**OBJECTIVE:** Pull each line holding the word "rule" from the data.

** begin DATA SECTION **

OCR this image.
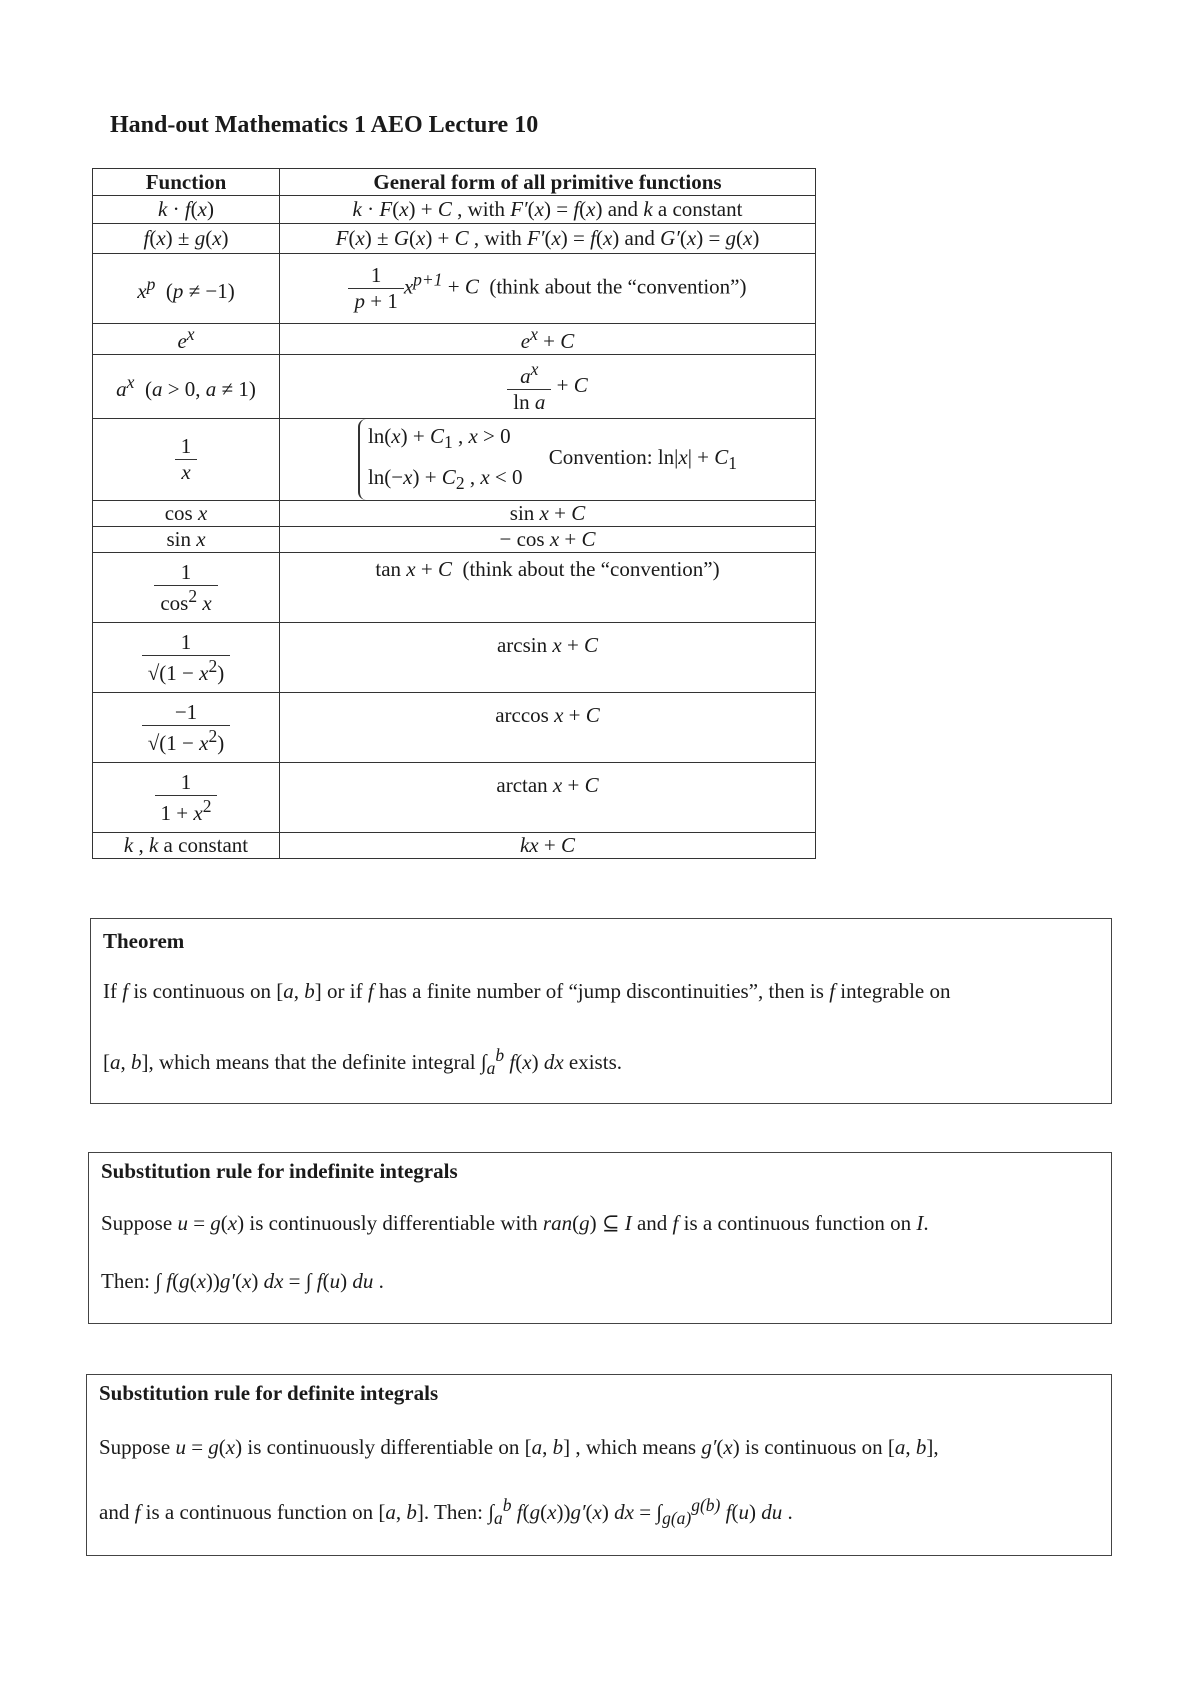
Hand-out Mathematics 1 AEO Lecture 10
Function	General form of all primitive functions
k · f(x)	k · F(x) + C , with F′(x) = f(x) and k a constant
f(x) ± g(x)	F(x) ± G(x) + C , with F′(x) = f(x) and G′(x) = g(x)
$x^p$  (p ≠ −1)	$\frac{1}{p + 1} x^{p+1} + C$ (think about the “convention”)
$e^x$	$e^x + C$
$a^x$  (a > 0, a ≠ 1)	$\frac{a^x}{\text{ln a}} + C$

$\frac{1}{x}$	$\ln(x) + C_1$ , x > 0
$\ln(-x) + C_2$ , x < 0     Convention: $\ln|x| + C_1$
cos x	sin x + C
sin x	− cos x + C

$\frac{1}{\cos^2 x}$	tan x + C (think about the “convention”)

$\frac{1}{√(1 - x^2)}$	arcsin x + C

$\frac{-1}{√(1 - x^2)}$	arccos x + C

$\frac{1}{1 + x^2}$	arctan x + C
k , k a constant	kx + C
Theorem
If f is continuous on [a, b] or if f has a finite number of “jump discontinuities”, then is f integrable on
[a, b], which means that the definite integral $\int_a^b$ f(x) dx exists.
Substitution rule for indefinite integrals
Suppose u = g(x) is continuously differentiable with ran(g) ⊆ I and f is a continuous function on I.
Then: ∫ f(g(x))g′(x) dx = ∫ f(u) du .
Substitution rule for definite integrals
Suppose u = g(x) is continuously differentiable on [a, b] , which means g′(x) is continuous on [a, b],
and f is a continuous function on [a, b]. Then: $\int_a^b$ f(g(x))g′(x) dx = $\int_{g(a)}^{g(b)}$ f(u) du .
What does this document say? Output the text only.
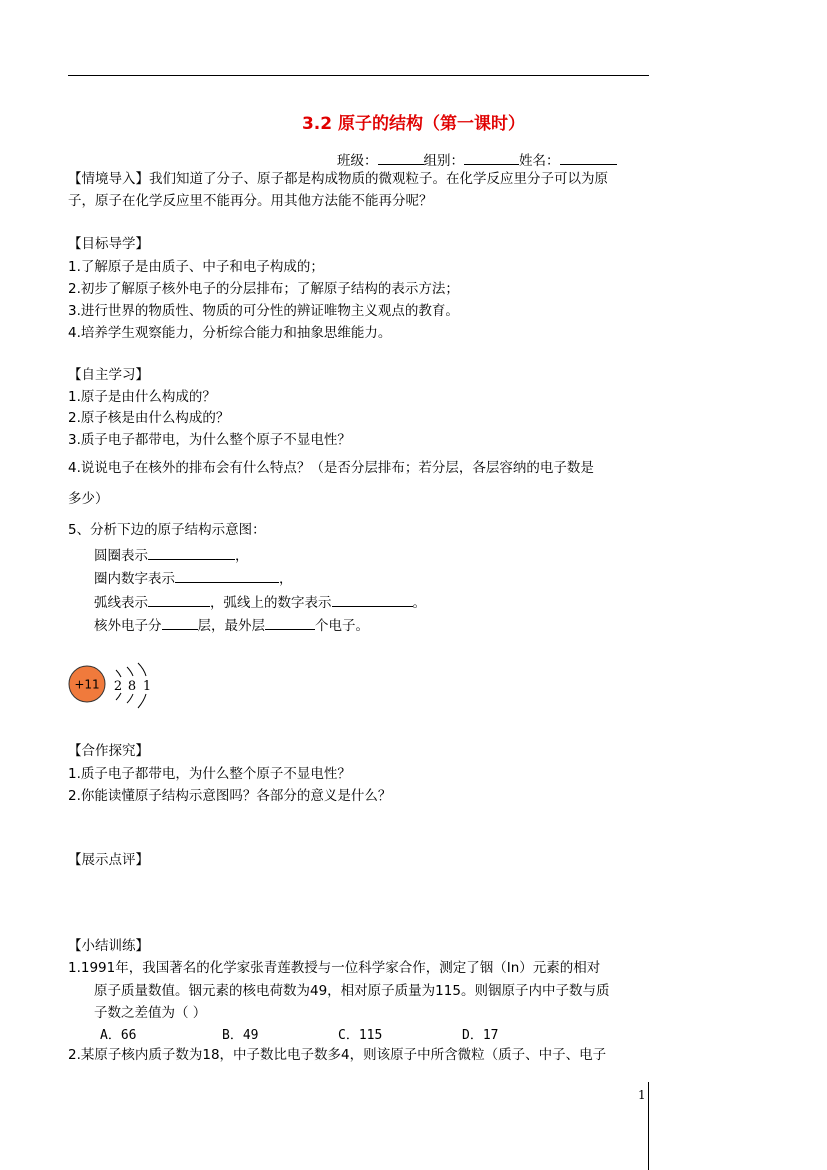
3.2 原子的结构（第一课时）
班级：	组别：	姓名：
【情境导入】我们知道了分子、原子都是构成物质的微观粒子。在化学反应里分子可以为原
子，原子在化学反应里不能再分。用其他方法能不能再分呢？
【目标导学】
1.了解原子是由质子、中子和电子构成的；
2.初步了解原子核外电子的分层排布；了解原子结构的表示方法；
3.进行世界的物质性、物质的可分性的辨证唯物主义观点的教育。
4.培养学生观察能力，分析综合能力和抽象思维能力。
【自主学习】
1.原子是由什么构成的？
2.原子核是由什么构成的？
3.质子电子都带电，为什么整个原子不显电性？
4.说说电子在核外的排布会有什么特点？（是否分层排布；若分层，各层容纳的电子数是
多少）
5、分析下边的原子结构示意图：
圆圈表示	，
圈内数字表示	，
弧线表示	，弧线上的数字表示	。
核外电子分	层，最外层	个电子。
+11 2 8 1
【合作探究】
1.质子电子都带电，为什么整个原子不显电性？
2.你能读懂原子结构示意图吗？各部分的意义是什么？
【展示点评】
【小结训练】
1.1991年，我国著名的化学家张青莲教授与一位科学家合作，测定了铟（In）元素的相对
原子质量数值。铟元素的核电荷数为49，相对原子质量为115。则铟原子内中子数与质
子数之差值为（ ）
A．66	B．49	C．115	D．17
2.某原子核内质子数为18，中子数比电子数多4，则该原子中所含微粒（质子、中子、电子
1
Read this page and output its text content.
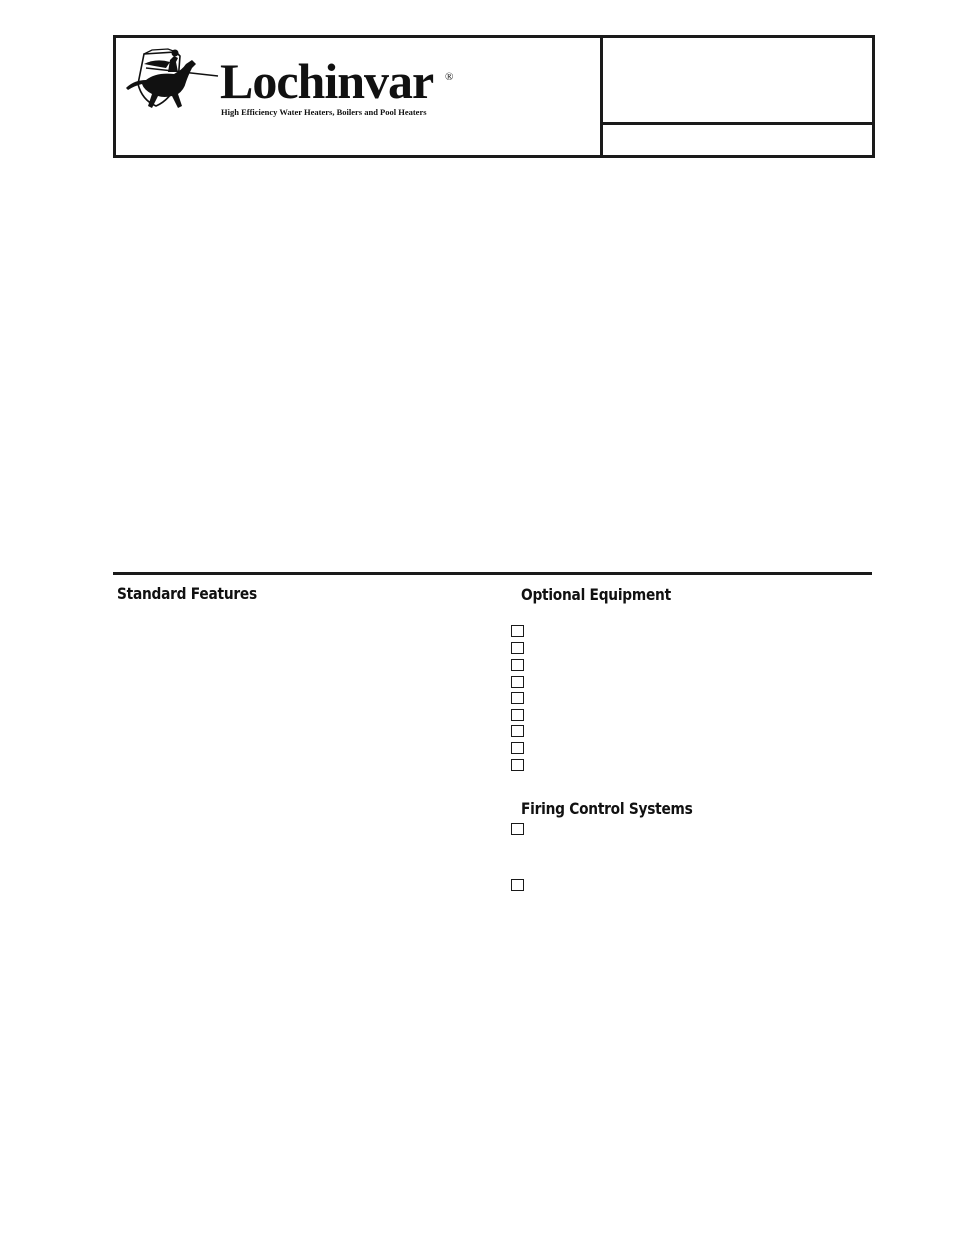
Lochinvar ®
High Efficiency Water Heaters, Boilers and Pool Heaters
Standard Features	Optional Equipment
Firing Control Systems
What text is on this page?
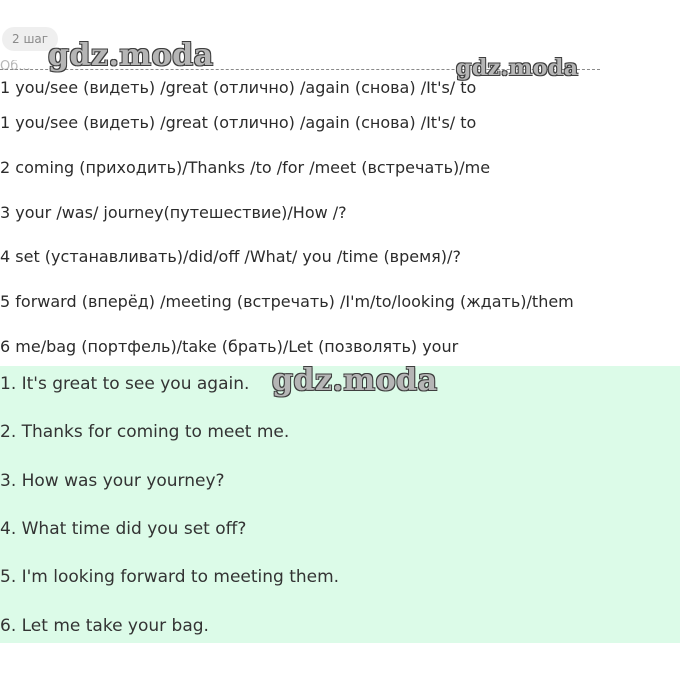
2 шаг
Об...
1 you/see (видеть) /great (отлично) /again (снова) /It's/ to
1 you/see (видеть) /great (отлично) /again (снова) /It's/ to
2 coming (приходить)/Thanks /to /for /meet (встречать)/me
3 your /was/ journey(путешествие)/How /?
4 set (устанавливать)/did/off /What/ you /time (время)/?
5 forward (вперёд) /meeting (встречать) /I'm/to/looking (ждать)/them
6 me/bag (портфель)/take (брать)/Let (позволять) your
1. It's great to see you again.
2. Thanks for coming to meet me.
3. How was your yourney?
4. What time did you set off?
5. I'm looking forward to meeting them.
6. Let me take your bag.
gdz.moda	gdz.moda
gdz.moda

** end DATA SECTION **

**SOLUTION FOR THIS PROBLEM:**
Substitution rule for indefinite integrals
Substitution rule for definite integrals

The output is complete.